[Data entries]

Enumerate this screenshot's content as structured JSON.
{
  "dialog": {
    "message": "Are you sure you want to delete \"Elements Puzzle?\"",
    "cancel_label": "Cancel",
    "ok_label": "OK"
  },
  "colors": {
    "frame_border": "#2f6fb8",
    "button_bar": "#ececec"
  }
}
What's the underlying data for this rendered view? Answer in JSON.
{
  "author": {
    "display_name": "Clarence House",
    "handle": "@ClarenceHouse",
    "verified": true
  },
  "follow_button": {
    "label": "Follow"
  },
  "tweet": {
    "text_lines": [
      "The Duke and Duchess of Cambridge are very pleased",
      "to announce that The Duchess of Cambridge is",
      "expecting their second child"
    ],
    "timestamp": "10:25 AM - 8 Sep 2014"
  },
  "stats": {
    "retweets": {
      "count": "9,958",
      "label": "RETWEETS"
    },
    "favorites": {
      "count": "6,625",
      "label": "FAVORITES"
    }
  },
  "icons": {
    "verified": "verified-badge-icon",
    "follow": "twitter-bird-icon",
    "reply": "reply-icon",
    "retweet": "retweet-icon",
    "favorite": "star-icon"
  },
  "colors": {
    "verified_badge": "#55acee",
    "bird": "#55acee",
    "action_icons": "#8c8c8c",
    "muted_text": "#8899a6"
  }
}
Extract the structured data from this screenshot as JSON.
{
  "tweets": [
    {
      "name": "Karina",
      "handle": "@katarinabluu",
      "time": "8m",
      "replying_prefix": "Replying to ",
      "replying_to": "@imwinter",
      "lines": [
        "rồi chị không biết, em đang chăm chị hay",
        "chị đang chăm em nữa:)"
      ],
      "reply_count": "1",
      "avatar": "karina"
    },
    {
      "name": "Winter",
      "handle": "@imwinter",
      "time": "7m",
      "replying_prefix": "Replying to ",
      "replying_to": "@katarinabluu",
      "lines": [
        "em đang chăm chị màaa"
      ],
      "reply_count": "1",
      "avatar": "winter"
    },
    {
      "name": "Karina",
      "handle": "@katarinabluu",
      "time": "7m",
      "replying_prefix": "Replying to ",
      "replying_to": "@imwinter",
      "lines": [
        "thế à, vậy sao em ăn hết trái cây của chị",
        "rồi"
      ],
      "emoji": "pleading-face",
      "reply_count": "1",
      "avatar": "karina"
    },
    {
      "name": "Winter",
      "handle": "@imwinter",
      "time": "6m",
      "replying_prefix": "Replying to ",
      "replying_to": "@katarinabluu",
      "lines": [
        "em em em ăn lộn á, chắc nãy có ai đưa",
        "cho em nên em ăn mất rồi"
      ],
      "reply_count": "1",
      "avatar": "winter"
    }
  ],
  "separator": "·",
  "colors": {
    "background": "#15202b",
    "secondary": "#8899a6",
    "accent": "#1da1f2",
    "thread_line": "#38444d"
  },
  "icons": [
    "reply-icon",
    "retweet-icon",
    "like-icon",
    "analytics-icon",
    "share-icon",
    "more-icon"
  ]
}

> _What to produce_: The records above should be duplicated in full, exactly as given.

> _Expected output_:
Enumerate this screenshot's content as structured JSON.
{
  "dialog": {
    "message": "Are you sure you want to delete \"Elements Puzzle?\"",
    "cancel_label": "Cancel",
    "ok_label": "OK"
  },
  "colors": {
    "frame_border": "#2f6fb8",
    "button_bar": "#ececec"
  }
}
What's the underlying data for this rendered view? Answer in JSON.
{
  "author": {
    "display_name": "Clarence House",
    "handle": "@ClarenceHouse",
    "verified": true
  },
  "follow_button": {
    "label": "Follow"
  },
  "tweet": {
    "text_lines": [
      "The Duke and Duchess of Cambridge are very pleased",
      "to announce that The Duchess of Cambridge is",
      "expecting their second child"
    ],
    "timestamp": "10:25 AM - 8 Sep 2014"
  },
  "stats": {
    "retweets": {
      "count": "9,958",
      "label": "RETWEETS"
    },
    "favorites": {
      "count": "6,625",
      "label": "FAVORITES"
    }
  },
  "icons": {
    "verified": "verified-badge-icon",
    "follow": "twitter-bird-icon",
    "reply": "reply-icon",
    "retweet": "retweet-icon",
    "favorite": "star-icon"
  },
  "colors": {
    "verified_badge": "#55acee",
    "bird": "#55acee",
    "action_icons": "#8c8c8c",
    "muted_text": "#8899a6"
  }
}
Extract the structured data from this screenshot as JSON.
{
  "tweets": [
    {
      "name": "Karina",
      "handle": "@katarinabluu",
      "time": "8m",
      "replying_prefix": "Replying to ",
      "replying_to": "@imwinter",
      "lines": [
        "rồi chị không biết, em đang chăm chị hay",
        "chị đang chăm em nữa:)"
      ],
      "reply_count": "1",
      "avatar": "karina"
    },
    {
      "name": "Winter",
      "handle": "@imwinter",
      "time": "7m",
      "replying_prefix": "Replying to ",
      "replying_to": "@katarinabluu",
      "lines": [
        "em đang chăm chị màaa"
      ],
      "reply_count": "1",
      "avatar": "winter"
    },
    {
      "name": "Karina",
      "handle": "@katarinabluu",
      "time": "7m",
      "replying_prefix": "Replying to ",
      "replying_to": "@imwinter",
      "lines": [
        "thế à, vậy sao em ăn hết trái cây của chị",
        "rồi"
      ],
      "emoji": "pleading-face",
      "reply_count": "1",
      "avatar": "karina"
    },
    {
      "name": "Winter",
      "handle": "@imwinter",
      "time": "6m",
      "replying_prefix": "Replying to ",
      "replying_to": "@katarinabluu",
      "lines": [
        "em em em ăn lộn á, chắc nãy có ai đưa",
        "cho em nên em ăn mất rồi"
      ],
      "reply_count": "1",
      "avatar": "winter"
    }
  ],
  "separator": "·",
  "colors": {
    "background": "#15202b",
    "secondary": "#8899a6",
    "accent": "#1da1f2",
    "thread_line": "#38444d"
  },
  "icons": [
    "reply-icon",
    "retweet-icon",
    "like-icon",
    "analytics-icon",
    "share-icon",
    "more-icon"
  ]
}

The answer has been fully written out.